• [SOURCE EXTRACT]
··········

As of 2026, Online-Therapy.com is self-pay with three individual tiers billed monthly: Basic about $60/week (roughly $260/month), Standard about $90/week (roughly $390/month), and Premium about $120/week (roughly $520/month); a Couples plan is also offered. New users typically get 20 percent off the first month. It does not accept insurance and is not in-network, but it does accept HSA/FSA cards (your card issuer can still approve or decline the charge), and it provides itemized receipts you can submit to your insurer to seek possible out-of-network reimbursement. Pricing can change with promotions, so confirm current rates at checkout.
As of 2026, out-of-pocket prices are roughly $175 per therapy session (with discounted bundles such as about $795 for three months of regular sessions), around $60 per month for medication management (billed about $180 per quarter, with the medication itself extra), roughly $365 per month for combined medication plus therapy, and about $325 per month for couples therapy; veterans may receive a discount. With in-network insurance (Cerebral lists partners such as Aetna, Blue Cross Blue Shield, Cigna, Optum, and UnitedHealthcare), copays average around $30 per session. Prices change frequently, so confirm current rates, your coverage, and your exact copay before starting, since some users have reported surprise charges.
Best for adults (18+) with mild-to-moderate anxiety, depression, stress, low self-esteem, or relationship issues who are self-motivated and comfortable with a homework-driven CBT format and a digital-first relationship with their therapist. A separate Couples plan exists. It is the wrong choice if you need psychiatric medication (the platform does not prescribe), have a severe or unstable condition, experience active suicidal thoughts, psychosis, mania, or substance-use emergencies, or want to bill in-network insurance. Minors and anyone in crisis should not use it. In an emergency, call 911 or call or text the 988 Suicide and Crisis Lifeline.

··········

• [EXERCISES TO COMPLETE]
[A] In the online therapy pricing text, rewrite the paragraph beginning "As of 2026, out-of-pocket prices" as a short bulleted list that keeps its main facts.
[B] According to the online therapy pricing text, what discount do new Online-Therapy.com users typically receive?
[C] Write the next part of the online therapy pricing text, continuing after its last sentence.
The lines after this point come from a separate source.

··········

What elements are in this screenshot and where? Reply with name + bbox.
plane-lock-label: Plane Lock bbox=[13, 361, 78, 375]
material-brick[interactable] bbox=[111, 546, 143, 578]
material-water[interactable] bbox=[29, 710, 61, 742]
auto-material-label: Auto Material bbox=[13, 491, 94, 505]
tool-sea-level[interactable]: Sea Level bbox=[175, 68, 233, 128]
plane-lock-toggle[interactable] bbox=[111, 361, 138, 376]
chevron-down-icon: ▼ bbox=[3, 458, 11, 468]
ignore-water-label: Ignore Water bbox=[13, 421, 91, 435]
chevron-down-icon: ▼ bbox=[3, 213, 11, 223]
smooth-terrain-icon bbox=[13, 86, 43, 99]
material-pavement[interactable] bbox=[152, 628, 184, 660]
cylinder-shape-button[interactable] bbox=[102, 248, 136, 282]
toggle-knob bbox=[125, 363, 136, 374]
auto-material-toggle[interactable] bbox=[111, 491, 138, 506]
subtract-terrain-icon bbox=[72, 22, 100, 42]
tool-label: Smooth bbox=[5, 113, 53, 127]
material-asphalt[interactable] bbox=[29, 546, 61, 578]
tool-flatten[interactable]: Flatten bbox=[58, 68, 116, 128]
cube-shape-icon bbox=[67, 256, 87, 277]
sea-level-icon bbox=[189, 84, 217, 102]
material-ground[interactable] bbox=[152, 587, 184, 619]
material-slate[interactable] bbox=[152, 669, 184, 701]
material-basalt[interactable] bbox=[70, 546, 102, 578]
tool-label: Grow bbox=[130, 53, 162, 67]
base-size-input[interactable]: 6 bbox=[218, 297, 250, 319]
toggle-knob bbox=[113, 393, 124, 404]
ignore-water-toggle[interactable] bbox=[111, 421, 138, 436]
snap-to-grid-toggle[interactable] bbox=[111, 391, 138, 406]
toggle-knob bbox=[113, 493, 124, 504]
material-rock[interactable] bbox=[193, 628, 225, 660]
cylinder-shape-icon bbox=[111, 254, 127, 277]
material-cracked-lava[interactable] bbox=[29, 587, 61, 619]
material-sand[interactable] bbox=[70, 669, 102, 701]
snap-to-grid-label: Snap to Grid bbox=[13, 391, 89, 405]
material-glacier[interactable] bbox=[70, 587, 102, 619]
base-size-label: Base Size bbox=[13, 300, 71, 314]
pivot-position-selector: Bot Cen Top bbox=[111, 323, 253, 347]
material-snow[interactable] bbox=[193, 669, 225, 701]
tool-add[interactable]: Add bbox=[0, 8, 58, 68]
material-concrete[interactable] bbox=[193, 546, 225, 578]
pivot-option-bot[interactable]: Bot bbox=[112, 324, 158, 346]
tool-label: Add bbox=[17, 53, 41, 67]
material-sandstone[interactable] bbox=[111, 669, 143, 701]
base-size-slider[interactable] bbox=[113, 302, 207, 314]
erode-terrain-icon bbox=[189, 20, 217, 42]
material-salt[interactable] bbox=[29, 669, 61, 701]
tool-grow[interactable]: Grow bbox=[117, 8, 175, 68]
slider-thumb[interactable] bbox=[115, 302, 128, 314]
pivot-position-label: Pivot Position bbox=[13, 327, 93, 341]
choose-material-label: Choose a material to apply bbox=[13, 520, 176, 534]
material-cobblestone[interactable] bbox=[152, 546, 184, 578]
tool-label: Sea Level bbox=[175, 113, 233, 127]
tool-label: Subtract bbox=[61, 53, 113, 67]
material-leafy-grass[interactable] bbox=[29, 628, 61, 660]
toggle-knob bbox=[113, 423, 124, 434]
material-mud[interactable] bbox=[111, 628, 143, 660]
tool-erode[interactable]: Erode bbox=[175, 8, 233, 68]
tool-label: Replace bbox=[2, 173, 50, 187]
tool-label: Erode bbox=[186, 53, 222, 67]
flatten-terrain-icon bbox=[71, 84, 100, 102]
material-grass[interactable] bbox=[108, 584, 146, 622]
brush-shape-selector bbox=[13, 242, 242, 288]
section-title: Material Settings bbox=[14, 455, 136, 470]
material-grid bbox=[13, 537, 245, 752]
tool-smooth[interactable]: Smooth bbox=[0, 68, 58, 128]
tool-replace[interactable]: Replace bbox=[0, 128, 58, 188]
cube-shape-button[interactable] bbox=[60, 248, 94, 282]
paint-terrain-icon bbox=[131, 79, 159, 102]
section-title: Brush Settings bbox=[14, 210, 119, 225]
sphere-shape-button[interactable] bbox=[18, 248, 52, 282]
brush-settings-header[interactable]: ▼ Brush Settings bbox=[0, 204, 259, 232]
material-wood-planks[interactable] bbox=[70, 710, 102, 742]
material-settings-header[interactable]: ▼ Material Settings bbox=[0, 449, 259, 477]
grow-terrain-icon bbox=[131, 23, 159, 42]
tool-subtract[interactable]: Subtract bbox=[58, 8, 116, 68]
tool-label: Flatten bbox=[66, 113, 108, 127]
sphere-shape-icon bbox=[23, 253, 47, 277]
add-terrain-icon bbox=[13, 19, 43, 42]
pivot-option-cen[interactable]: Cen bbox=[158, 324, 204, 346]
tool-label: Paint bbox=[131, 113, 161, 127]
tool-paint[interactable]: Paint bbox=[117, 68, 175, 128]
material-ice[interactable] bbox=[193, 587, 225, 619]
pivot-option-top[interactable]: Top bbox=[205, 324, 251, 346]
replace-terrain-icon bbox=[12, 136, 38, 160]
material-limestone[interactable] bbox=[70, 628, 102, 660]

··········

• [LIST OF ANSWERS]
[A]
- As of 2026, out-of-pocket prices:
  - Therapy: roughly $175 per session, with discounted bundles such as about $795 for three months of regular sessions
  - Medication management: around $60 per month, billed about $180 per quarter, with the medication itself extra
  - Medication plus therapy: roughly $365 per month
  - Couples therapy: about $325 per month
- Veterans may receive a discount.
- With in-network insurance (listed partners include Aetna, Blue Cross Blue Shield, Cigna, Optum, and UnitedHealthcare), copays average around $30 per session.
- Prices change frequently. Confirm current rates, coverage, and your exact copay before starting, since some users have reported surprise charges.

[B] New users typically get 20 percent off the first month.

[C]
Cerebral is designed for US adults 18 and older seeking online therapy or medication management for conditions such as depression, anxiety, insomnia, and bipolar disorder; teen therapy is available in a limited set of states. It is a poor fit for anyone needing controlled substances, including stimulants for ADHD (Adderall, Vyvanse, Ritalin) or benzodiazepines (Xanax), which Cerebral stopped prescribing for most patients in 2022. It is not appropriate for psychiatric emergencies, active suicidal crisis, psychosis, or severe conditions requiring in-person or higher-level care. Anyone in crisis should call or text 988 or go to an emergency room.
Cerebral: Cerebral is a subscription telehealth platform offering online therapy and psychiatric medication management for depression, anxiety, and related conditions across all 50 states. The teletherapy and antidepressants it delivers are evidence-backed treatments. But a history of DOJ and FTC settlements over controlled-substance prescribing, data sharing, and billing means you should watch the subscription terms closely. On balance, Online-Therapy.com edges ahead in our scoring, but the right choice depends on your situation.
Editorial comparison, not medical advice. Discuss options with a qualified clinician. Individual results vary.